◆ Work instructions ◆
Search the material below for the string "image" and list each line that holds it.

(Dataset entries)
▬▬▬▬▬▬

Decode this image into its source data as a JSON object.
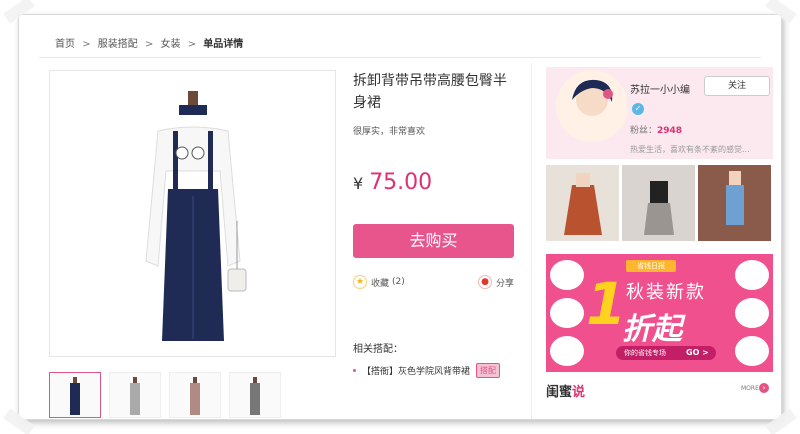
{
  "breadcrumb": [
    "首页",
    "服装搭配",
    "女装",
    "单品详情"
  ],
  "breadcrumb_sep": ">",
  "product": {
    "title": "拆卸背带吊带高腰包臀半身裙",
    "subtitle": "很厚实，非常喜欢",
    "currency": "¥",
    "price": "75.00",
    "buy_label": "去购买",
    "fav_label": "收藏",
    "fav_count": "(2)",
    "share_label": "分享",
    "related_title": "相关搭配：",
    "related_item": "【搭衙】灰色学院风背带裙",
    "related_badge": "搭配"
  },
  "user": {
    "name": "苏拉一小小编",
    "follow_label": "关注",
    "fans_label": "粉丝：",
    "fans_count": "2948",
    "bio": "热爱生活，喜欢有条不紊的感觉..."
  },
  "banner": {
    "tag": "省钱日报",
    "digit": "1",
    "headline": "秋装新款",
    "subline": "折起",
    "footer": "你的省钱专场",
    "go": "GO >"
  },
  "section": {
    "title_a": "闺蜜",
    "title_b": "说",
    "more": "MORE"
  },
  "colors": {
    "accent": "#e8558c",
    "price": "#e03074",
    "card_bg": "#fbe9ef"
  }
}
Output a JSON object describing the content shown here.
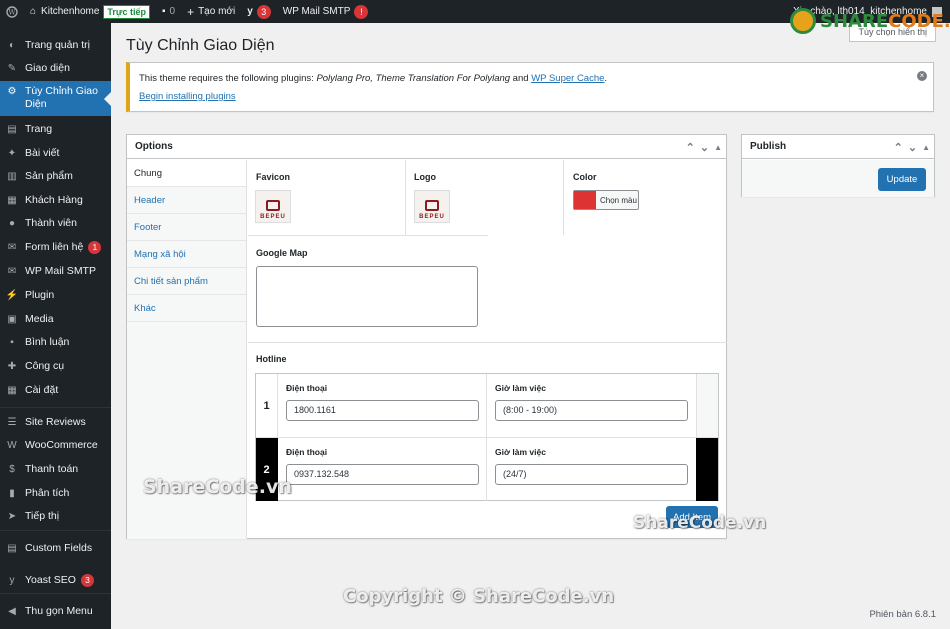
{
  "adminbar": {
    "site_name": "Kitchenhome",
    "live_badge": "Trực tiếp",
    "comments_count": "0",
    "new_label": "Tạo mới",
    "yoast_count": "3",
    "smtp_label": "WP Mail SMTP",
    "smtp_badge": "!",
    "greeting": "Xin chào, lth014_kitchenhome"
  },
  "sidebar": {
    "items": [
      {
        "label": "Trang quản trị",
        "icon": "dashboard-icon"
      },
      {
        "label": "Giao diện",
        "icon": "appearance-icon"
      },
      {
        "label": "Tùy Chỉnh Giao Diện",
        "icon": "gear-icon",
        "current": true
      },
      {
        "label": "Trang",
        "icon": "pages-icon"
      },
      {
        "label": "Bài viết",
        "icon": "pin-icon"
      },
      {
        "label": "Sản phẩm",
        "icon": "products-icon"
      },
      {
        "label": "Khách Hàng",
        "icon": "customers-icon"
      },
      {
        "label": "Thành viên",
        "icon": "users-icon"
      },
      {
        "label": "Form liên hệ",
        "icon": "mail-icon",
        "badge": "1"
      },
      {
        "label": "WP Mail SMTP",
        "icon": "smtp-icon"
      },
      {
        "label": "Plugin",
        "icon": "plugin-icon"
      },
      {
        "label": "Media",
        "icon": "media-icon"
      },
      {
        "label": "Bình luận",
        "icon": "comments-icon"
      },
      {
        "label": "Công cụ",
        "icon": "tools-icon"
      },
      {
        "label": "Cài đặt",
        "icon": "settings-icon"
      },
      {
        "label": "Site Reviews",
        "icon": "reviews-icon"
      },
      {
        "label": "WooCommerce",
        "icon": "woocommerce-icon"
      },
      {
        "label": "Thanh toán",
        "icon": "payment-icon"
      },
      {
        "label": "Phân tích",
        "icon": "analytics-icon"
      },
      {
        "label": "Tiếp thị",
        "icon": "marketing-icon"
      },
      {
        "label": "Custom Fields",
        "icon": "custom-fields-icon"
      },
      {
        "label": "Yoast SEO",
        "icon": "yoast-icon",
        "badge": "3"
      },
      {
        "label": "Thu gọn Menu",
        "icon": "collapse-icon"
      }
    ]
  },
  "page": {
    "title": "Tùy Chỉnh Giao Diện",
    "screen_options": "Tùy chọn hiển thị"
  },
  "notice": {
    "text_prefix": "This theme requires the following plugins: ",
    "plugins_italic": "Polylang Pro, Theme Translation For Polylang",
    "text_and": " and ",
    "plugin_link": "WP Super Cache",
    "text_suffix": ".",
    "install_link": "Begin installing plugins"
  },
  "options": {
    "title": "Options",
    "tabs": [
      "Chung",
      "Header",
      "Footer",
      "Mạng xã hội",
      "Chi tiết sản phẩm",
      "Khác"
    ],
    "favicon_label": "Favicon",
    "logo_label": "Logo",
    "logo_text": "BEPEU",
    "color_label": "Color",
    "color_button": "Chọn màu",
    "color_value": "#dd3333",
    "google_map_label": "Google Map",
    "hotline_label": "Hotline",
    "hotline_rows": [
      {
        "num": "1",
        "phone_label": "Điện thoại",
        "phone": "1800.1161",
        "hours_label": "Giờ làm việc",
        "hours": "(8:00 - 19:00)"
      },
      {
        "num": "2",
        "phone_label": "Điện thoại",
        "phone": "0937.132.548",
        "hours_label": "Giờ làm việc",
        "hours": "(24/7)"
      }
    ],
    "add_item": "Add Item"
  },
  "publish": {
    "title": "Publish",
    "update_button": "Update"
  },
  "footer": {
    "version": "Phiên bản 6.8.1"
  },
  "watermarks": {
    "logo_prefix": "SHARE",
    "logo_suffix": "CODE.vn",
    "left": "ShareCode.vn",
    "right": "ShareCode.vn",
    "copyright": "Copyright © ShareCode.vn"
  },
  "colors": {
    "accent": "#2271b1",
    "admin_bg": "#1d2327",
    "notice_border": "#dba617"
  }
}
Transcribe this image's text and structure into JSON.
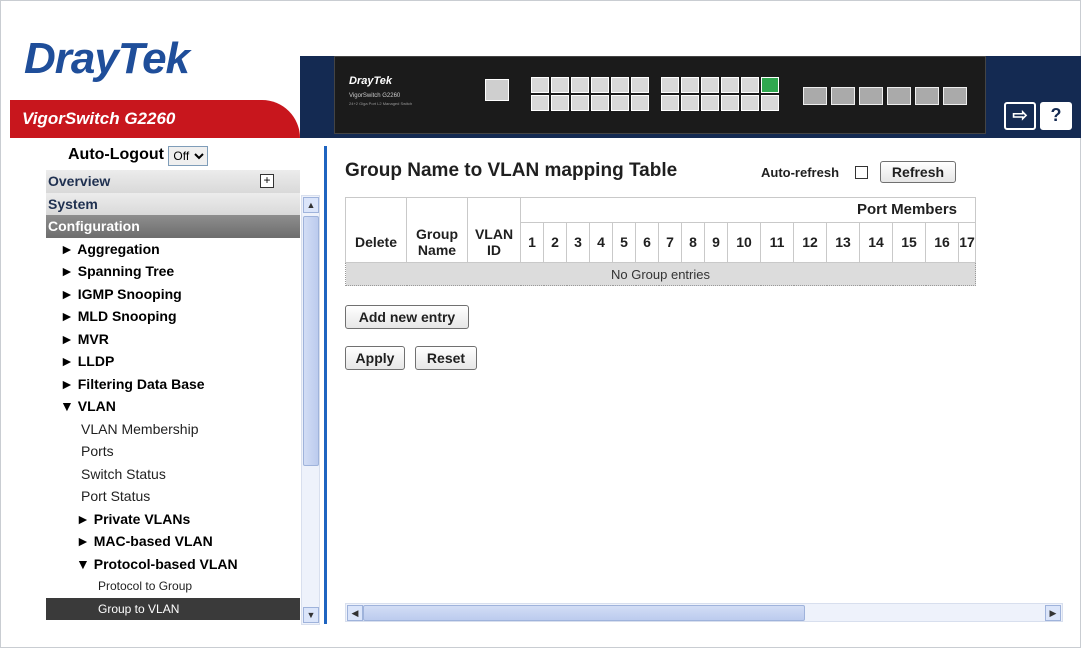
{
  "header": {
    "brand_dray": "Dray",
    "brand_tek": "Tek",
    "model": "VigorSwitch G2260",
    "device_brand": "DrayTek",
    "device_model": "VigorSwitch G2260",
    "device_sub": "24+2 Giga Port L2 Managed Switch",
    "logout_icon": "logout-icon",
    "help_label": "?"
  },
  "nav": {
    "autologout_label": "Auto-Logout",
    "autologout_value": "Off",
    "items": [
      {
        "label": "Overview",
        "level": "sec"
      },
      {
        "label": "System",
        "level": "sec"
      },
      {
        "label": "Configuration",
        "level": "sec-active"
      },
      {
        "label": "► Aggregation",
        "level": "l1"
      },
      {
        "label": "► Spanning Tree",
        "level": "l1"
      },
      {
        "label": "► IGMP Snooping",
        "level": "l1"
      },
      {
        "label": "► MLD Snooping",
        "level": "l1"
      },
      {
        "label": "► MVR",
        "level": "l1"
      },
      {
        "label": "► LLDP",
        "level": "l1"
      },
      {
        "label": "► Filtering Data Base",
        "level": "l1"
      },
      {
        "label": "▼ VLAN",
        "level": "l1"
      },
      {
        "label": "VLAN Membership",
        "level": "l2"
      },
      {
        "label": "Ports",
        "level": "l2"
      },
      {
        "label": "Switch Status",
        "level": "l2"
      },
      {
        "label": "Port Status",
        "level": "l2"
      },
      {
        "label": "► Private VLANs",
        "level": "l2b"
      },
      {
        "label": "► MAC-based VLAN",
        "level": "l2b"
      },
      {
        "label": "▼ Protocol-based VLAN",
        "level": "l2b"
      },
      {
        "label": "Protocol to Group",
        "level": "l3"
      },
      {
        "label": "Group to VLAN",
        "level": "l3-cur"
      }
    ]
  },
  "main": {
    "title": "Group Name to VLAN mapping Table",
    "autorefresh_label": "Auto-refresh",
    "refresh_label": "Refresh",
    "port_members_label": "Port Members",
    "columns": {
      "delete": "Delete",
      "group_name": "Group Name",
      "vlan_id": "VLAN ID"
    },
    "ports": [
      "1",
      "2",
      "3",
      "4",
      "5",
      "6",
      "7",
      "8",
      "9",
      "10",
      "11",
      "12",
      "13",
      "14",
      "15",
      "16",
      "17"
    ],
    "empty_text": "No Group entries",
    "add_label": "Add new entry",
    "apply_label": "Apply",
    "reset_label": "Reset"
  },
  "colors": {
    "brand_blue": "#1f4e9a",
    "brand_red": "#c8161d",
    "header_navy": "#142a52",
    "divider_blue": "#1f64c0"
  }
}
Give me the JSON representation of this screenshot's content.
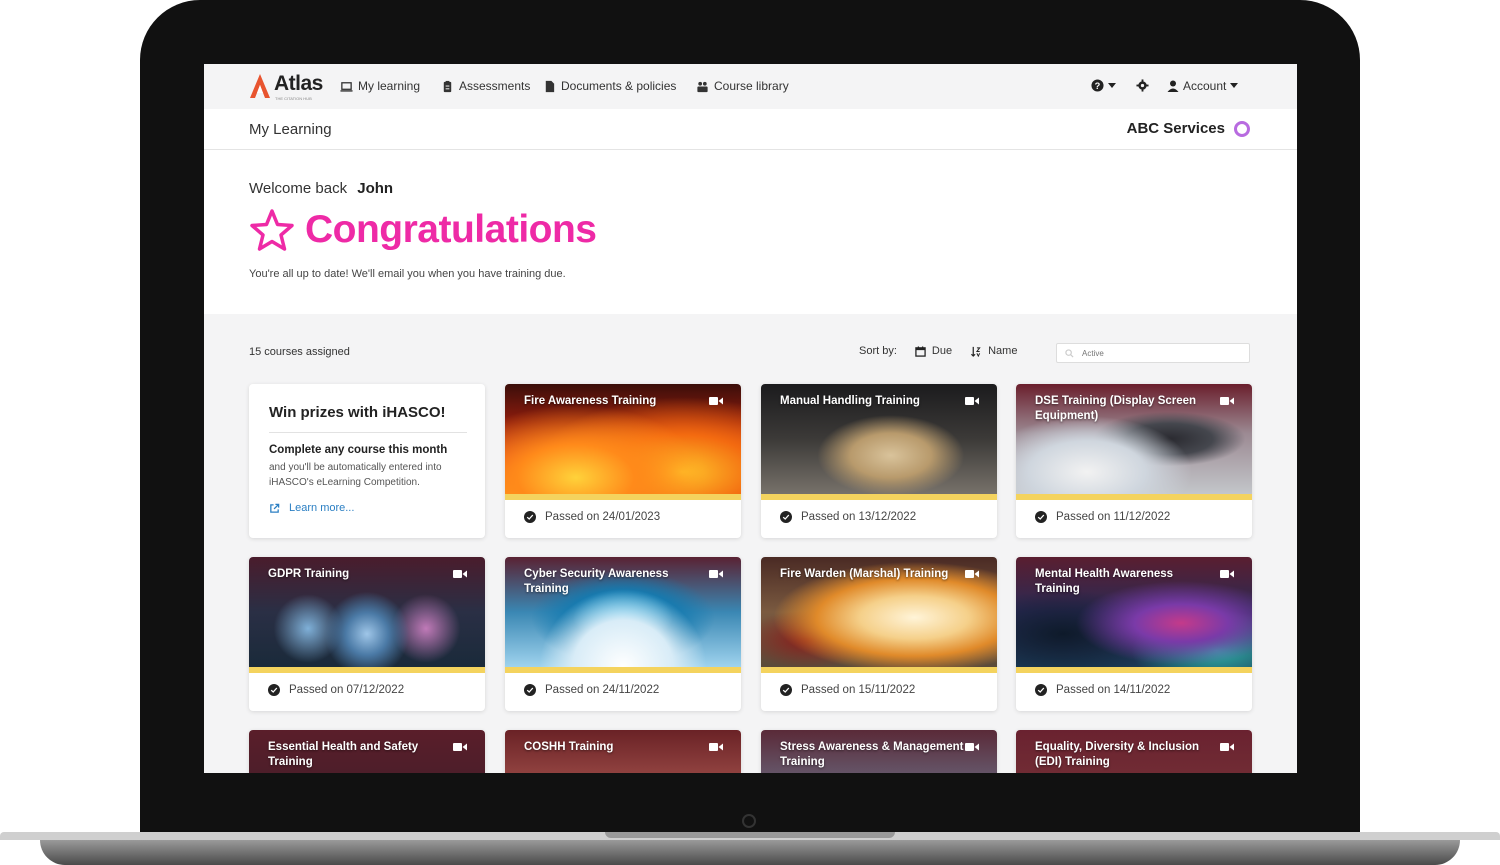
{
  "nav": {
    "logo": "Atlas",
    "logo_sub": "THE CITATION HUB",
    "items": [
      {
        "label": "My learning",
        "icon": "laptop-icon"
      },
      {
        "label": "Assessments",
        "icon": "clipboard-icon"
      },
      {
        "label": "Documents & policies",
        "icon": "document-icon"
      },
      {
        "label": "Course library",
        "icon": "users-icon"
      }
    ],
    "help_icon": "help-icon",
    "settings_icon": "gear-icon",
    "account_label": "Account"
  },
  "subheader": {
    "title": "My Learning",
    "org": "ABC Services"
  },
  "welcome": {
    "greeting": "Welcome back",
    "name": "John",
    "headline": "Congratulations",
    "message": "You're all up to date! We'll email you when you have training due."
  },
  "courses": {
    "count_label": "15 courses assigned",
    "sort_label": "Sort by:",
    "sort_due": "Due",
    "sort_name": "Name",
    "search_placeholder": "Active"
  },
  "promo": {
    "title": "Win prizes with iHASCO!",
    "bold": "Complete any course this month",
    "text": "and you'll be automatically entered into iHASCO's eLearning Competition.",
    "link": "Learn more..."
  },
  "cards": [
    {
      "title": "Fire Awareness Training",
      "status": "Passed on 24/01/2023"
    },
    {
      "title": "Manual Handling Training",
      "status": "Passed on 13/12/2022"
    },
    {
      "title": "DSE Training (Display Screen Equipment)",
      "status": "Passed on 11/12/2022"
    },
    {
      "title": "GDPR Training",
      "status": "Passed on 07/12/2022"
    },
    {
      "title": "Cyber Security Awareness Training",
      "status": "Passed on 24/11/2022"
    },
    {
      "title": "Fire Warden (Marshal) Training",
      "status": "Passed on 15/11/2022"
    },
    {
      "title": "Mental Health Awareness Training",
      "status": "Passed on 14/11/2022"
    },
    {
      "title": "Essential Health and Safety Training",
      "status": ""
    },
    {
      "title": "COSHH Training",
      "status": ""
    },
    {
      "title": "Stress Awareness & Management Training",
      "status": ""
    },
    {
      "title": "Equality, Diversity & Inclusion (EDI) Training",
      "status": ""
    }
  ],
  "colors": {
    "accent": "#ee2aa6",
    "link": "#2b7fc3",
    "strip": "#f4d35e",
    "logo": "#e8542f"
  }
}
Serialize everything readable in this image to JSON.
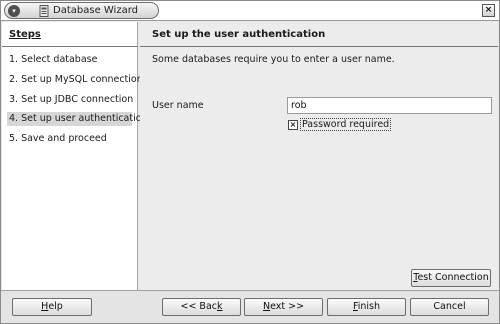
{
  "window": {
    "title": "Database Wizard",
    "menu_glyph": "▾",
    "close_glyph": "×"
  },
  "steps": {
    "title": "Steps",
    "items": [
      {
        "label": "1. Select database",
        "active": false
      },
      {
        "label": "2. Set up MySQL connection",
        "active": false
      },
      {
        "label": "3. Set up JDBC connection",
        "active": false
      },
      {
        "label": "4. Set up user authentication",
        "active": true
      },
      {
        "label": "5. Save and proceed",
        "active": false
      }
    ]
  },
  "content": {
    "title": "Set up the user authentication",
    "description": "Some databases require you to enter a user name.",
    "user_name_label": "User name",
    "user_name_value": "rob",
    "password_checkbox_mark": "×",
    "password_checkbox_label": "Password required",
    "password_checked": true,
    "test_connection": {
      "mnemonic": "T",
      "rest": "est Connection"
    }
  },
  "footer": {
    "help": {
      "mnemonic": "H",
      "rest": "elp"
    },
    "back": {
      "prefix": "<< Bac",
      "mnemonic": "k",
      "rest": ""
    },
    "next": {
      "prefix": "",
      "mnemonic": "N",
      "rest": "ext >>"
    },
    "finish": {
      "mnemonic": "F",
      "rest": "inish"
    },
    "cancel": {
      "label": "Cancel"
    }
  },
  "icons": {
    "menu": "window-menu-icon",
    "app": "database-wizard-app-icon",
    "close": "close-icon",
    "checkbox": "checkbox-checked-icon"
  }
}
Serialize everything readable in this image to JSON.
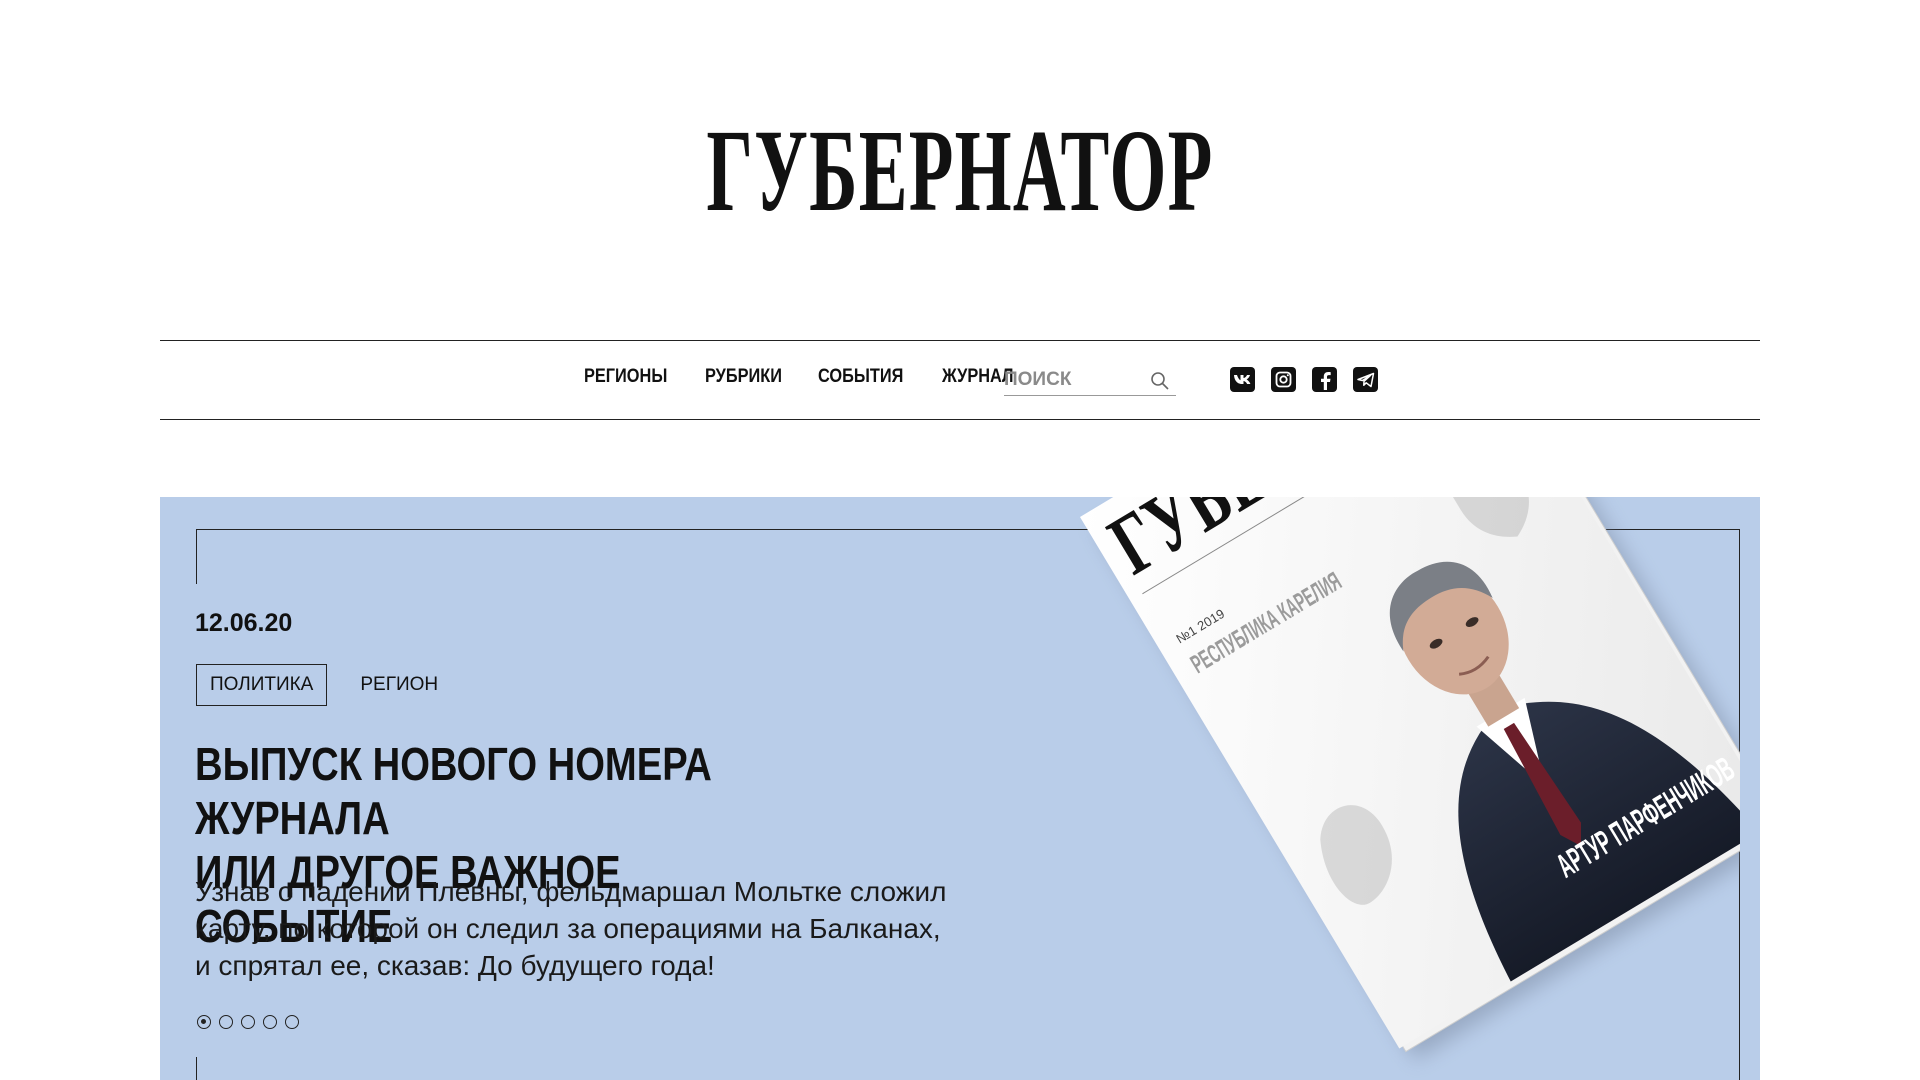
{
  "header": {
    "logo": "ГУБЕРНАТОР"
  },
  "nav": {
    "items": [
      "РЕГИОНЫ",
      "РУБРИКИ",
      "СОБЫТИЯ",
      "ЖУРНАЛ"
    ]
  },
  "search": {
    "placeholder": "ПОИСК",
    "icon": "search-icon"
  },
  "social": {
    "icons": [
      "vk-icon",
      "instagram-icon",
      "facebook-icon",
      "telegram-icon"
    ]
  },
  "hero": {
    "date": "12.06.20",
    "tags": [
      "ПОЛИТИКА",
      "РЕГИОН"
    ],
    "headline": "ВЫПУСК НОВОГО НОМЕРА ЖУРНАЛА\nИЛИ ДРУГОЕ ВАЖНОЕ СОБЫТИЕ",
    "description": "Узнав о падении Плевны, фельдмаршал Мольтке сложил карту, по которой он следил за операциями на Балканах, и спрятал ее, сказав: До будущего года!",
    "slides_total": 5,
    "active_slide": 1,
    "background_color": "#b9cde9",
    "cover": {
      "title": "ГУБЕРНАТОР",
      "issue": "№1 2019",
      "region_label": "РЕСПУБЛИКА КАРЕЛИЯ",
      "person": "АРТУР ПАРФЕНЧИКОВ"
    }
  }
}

▬▬▬▬▬▬

◆ Correct result ◆
Decode this image into its source data as a JSON object.
Transcribe this image's text and structure into JSON.
Serialize everything readable in this image to JSON.
Serialize everything readable in this image to JSON.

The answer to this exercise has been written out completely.